Given task:
Skip every image and restate the data word for word.

[Start]

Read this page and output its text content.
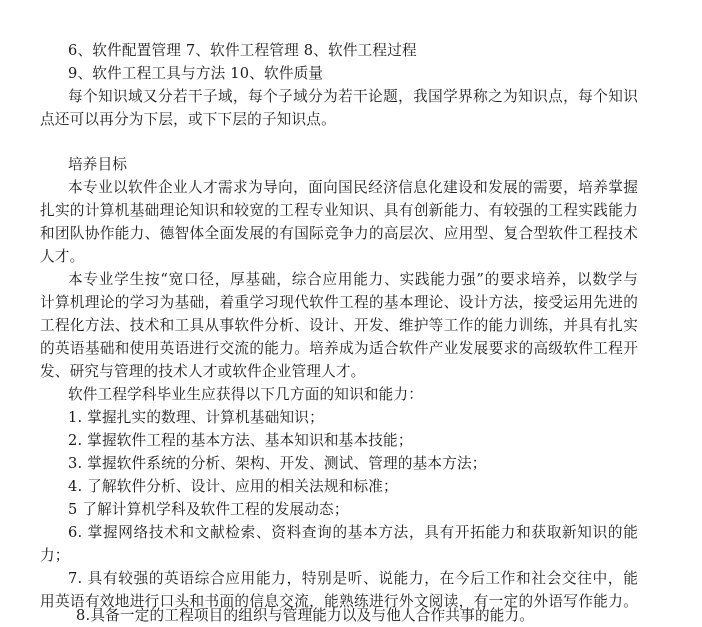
6、软件配置管理 7、软件工程管理 8、软件工程过程
9、软件工程工具与方法 10、软件质量
每个知识域又分若干子域，每个子域分为若干论题，我国学界称之为知识点，每个知识
点还可以再分为下层，或下下层的子知识点。
培养目标
本专业以软件企业人才需求为导向，面向国民经济信息化建设和发展的需要，培养掌握
扎实的计算机基础理论知识和较宽的工程专业知识、具有创新能力、有较强的工程实践能力
和团队协作能力、德智体全面发展的有国际竞争力的高层次、应用型、复合型软件工程技术
人才。
本专业学生按“宽口径，厚基础，综合应用能力、实践能力强”的要求培养，以数学与
计算机理论的学习为基础，着重学习现代软件工程的基本理论、设计方法，接受运用先进的
工程化方法、技术和工具从事软件分析、设计、开发、维护等工作的能力训练，并具有扎实
的英语基础和使用英语进行交流的能力。培养成为适合软件产业发展要求的高级软件工程开
发、研究与管理的技术人才或软件企业管理人才。
软件工程学科毕业生应获得以下几方面的知识和能力：
1. 掌握扎实的数理、计算机基础知识；
2. 掌握软件工程的基本方法、基本知识和基本技能；
3. 掌握软件系统的分析、架构、开发、测试、管理的基本方法；
4. 了解软件分析、设计、应用的相关法规和标准；
5 了解计算机学科及软件工程的发展动态；
6. 掌握网络技术和文献检索、资料查询的基本方法，具有开拓能力和获取新知识的能
力；
7. 具有较强的英语综合应用能力，特别是听、说能力，在今后工作和社会交往中，能
用英语有效地进行口头和书面的信息交流，能熟练进行外文阅读，有一定的外语写作能力。
8.具备一定的工程项目的组织与管理能力以及与他人合作共事的能力。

[End]

The completed task:
Read this page and output its text content.
6、软件配置管理 7、软件工程管理 8、软件工程过程
9、软件工程工具与方法 10、软件质量
每个知识域又分若干子域，每个子域分为若干论题，我国学界称之为知识点，每个知识
点还可以再分为下层，或下下层的子知识点。
培养目标
本专业以软件企业人才需求为导向，面向国民经济信息化建设和发展的需要，培养掌握
扎实的计算机基础理论知识和较宽的工程专业知识、具有创新能力、有较强的工程实践能力
和团队协作能力、德智体全面发展的有国际竞争力的高层次、应用型、复合型软件工程技术
人才。
本专业学生按“宽口径，厚基础，综合应用能力、实践能力强”的要求培养，以数学与
计算机理论的学习为基础，着重学习现代软件工程的基本理论、设计方法，接受运用先进的
工程化方法、技术和工具从事软件分析、设计、开发、维护等工作的能力训练，并具有扎实
的英语基础和使用英语进行交流的能力。培养成为适合软件产业发展要求的高级软件工程开
发、研究与管理的技术人才或软件企业管理人才。
软件工程学科毕业生应获得以下几方面的知识和能力：
1. 掌握扎实的数理、计算机基础知识；
2. 掌握软件工程的基本方法、基本知识和基本技能；
3. 掌握软件系统的分析、架构、开发、测试、管理的基本方法；
4. 了解软件分析、设计、应用的相关法规和标准；
5 了解计算机学科及软件工程的发展动态；
6. 掌握网络技术和文献检索、资料查询的基本方法，具有开拓能力和获取新知识的能
力；
7. 具有较强的英语综合应用能力，特别是听、说能力，在今后工作和社会交往中，能
用英语有效地进行口头和书面的信息交流，能熟练进行外文阅读，有一定的外语写作能力。
8.具备一定的工程项目的组织与管理能力以及与他人合作共事的能力。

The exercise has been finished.